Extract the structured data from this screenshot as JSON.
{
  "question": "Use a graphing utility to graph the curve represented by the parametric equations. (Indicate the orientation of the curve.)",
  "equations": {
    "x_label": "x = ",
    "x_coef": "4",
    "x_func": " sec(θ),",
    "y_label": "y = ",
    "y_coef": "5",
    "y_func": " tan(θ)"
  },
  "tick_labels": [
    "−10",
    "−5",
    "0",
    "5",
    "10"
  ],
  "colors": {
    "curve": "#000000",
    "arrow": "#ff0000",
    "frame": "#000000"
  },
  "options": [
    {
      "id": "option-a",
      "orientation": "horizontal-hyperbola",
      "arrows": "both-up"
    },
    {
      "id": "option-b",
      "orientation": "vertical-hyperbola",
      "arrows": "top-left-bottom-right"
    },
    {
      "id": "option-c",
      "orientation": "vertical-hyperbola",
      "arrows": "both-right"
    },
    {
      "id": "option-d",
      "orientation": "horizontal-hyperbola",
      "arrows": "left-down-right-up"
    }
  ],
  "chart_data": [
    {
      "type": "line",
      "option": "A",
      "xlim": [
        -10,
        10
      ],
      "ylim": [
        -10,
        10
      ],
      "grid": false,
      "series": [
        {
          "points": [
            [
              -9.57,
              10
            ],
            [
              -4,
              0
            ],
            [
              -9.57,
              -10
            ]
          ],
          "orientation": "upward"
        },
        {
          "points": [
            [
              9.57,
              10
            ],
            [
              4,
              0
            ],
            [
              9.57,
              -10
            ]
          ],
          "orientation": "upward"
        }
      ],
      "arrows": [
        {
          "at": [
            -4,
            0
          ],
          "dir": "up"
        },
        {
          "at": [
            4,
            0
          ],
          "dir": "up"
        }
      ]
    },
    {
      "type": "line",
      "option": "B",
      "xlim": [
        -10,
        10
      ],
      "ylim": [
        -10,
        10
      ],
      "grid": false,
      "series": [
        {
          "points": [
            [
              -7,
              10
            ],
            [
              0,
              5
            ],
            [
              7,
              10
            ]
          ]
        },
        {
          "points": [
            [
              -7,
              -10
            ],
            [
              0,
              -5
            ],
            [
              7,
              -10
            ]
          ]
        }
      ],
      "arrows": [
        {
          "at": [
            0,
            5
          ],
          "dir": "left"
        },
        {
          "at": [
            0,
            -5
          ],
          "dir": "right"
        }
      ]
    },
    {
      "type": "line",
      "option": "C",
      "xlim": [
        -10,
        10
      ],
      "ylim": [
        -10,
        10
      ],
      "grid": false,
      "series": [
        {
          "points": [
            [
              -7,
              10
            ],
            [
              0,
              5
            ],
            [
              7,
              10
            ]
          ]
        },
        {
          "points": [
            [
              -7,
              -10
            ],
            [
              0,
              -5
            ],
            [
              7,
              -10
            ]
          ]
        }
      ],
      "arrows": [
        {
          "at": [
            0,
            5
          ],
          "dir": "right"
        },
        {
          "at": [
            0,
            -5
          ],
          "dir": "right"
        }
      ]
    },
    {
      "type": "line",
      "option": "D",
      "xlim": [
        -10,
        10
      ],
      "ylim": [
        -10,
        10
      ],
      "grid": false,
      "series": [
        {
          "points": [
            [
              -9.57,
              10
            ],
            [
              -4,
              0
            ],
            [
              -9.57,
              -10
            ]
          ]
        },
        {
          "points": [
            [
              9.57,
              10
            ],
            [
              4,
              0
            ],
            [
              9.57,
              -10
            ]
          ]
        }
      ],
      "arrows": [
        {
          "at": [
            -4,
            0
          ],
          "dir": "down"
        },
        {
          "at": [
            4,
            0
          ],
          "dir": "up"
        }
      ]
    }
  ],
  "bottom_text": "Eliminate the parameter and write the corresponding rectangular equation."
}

• REQUEST
Output the records above in their entirety, exactly.

• SOLUTION
Extract the structured data from this screenshot as JSON.
{
  "question": "Use a graphing utility to graph the curve represented by the parametric equations. (Indicate the orientation of the curve.)",
  "equations": {
    "x_label": "x = ",
    "x_coef": "4",
    "x_func": " sec(θ),",
    "y_label": "y = ",
    "y_coef": "5",
    "y_func": " tan(θ)"
  },
  "tick_labels": [
    "−10",
    "−5",
    "0",
    "5",
    "10"
  ],
  "colors": {
    "curve": "#000000",
    "arrow": "#ff0000",
    "frame": "#000000"
  },
  "options": [
    {
      "id": "option-a",
      "orientation": "horizontal-hyperbola",
      "arrows": "both-up"
    },
    {
      "id": "option-b",
      "orientation": "vertical-hyperbola",
      "arrows": "top-left-bottom-right"
    },
    {
      "id": "option-c",
      "orientation": "vertical-hyperbola",
      "arrows": "both-right"
    },
    {
      "id": "option-d",
      "orientation": "horizontal-hyperbola",
      "arrows": "left-down-right-up"
    }
  ],
  "chart_data": [
    {
      "type": "line",
      "option": "A",
      "xlim": [
        -10,
        10
      ],
      "ylim": [
        -10,
        10
      ],
      "grid": false,
      "series": [
        {
          "points": [
            [
              -9.57,
              10
            ],
            [
              -4,
              0
            ],
            [
              -9.57,
              -10
            ]
          ],
          "orientation": "upward"
        },
        {
          "points": [
            [
              9.57,
              10
            ],
            [
              4,
              0
            ],
            [
              9.57,
              -10
            ]
          ],
          "orientation": "upward"
        }
      ],
      "arrows": [
        {
          "at": [
            -4,
            0
          ],
          "dir": "up"
        },
        {
          "at": [
            4,
            0
          ],
          "dir": "up"
        }
      ]
    },
    {
      "type": "line",
      "option": "B",
      "xlim": [
        -10,
        10
      ],
      "ylim": [
        -10,
        10
      ],
      "grid": false,
      "series": [
        {
          "points": [
            [
              -7,
              10
            ],
            [
              0,
              5
            ],
            [
              7,
              10
            ]
          ]
        },
        {
          "points": [
            [
              -7,
              -10
            ],
            [
              0,
              -5
            ],
            [
              7,
              -10
            ]
          ]
        }
      ],
      "arrows": [
        {
          "at": [
            0,
            5
          ],
          "dir": "left"
        },
        {
          "at": [
            0,
            -5
          ],
          "dir": "right"
        }
      ]
    },
    {
      "type": "line",
      "option": "C",
      "xlim": [
        -10,
        10
      ],
      "ylim": [
        -10,
        10
      ],
      "grid": false,
      "series": [
        {
          "points": [
            [
              -7,
              10
            ],
            [
              0,
              5
            ],
            [
              7,
              10
            ]
          ]
        },
        {
          "points": [
            [
              -7,
              -10
            ],
            [
              0,
              -5
            ],
            [
              7,
              -10
            ]
          ]
        }
      ],
      "arrows": [
        {
          "at": [
            0,
            5
          ],
          "dir": "right"
        },
        {
          "at": [
            0,
            -5
          ],
          "dir": "right"
        }
      ]
    },
    {
      "type": "line",
      "option": "D",
      "xlim": [
        -10,
        10
      ],
      "ylim": [
        -10,
        10
      ],
      "grid": false,
      "series": [
        {
          "points": [
            [
              -9.57,
              10
            ],
            [
              -4,
              0
            ],
            [
              -9.57,
              -10
            ]
          ]
        },
        {
          "points": [
            [
              9.57,
              10
            ],
            [
              4,
              0
            ],
            [
              9.57,
              -10
            ]
          ]
        }
      ],
      "arrows": [
        {
          "at": [
            -4,
            0
          ],
          "dir": "down"
        },
        {
          "at": [
            4,
            0
          ],
          "dir": "up"
        }
      ]
    }
  ],
  "bottom_text": "Eliminate the parameter and write the corresponding rectangular equation."
}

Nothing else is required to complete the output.